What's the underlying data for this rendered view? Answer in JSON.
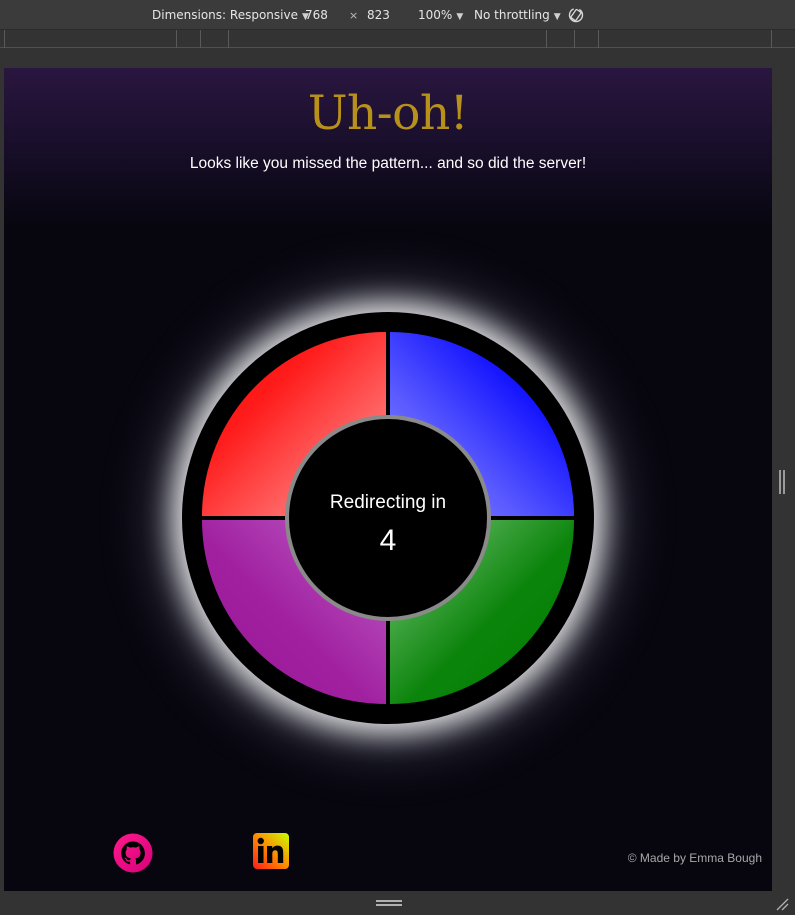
{
  "devtools": {
    "dimensions_label": "Dimensions: Responsive",
    "width": "768",
    "times": "×",
    "height": "823",
    "zoom": "100%",
    "throttling": "No throttling",
    "rotate_icon": "rotate-icon"
  },
  "page": {
    "title": "Uh-oh!",
    "subtitle": "Looks like you missed the pattern... and so did the server!",
    "redirect_label": "Redirecting in",
    "countdown": "4",
    "credit": "© Made by Emma Bough"
  },
  "board": {
    "colors": {
      "red": "#ff0000",
      "blue": "#0000ff",
      "purple": "#a020a0",
      "green": "#008000",
      "ring": "#000000",
      "center_border": "#8a8a8a"
    }
  },
  "social": {
    "github_icon": "github-icon",
    "linkedin_icon": "linkedin-icon"
  },
  "theme": {
    "title_color": "#b8911b",
    "background": "#07060f",
    "header_top": "#2a1640"
  }
}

########

▶ **DIRECTIONS**: Give the data above again in full and unchanged, skipping the pictures.

▶ **FULL SOLUTION**:
What's the underlying data for this rendered view? Answer in JSON.
{
  "devtools": {
    "dimensions_label": "Dimensions: Responsive",
    "width": "768",
    "times": "×",
    "height": "823",
    "zoom": "100%",
    "throttling": "No throttling",
    "rotate_icon": "rotate-icon"
  },
  "page": {
    "title": "Uh-oh!",
    "subtitle": "Looks like you missed the pattern... and so did the server!",
    "redirect_label": "Redirecting in",
    "countdown": "4",
    "credit": "© Made by Emma Bough"
  },
  "board": {
    "colors": {
      "red": "#ff0000",
      "blue": "#0000ff",
      "purple": "#a020a0",
      "green": "#008000",
      "ring": "#000000",
      "center_border": "#8a8a8a"
    }
  },
  "social": {
    "github_icon": "github-icon",
    "linkedin_icon": "linkedin-icon"
  },
  "theme": {
    "title_color": "#b8911b",
    "background": "#07060f",
    "header_top": "#2a1640"
  }
}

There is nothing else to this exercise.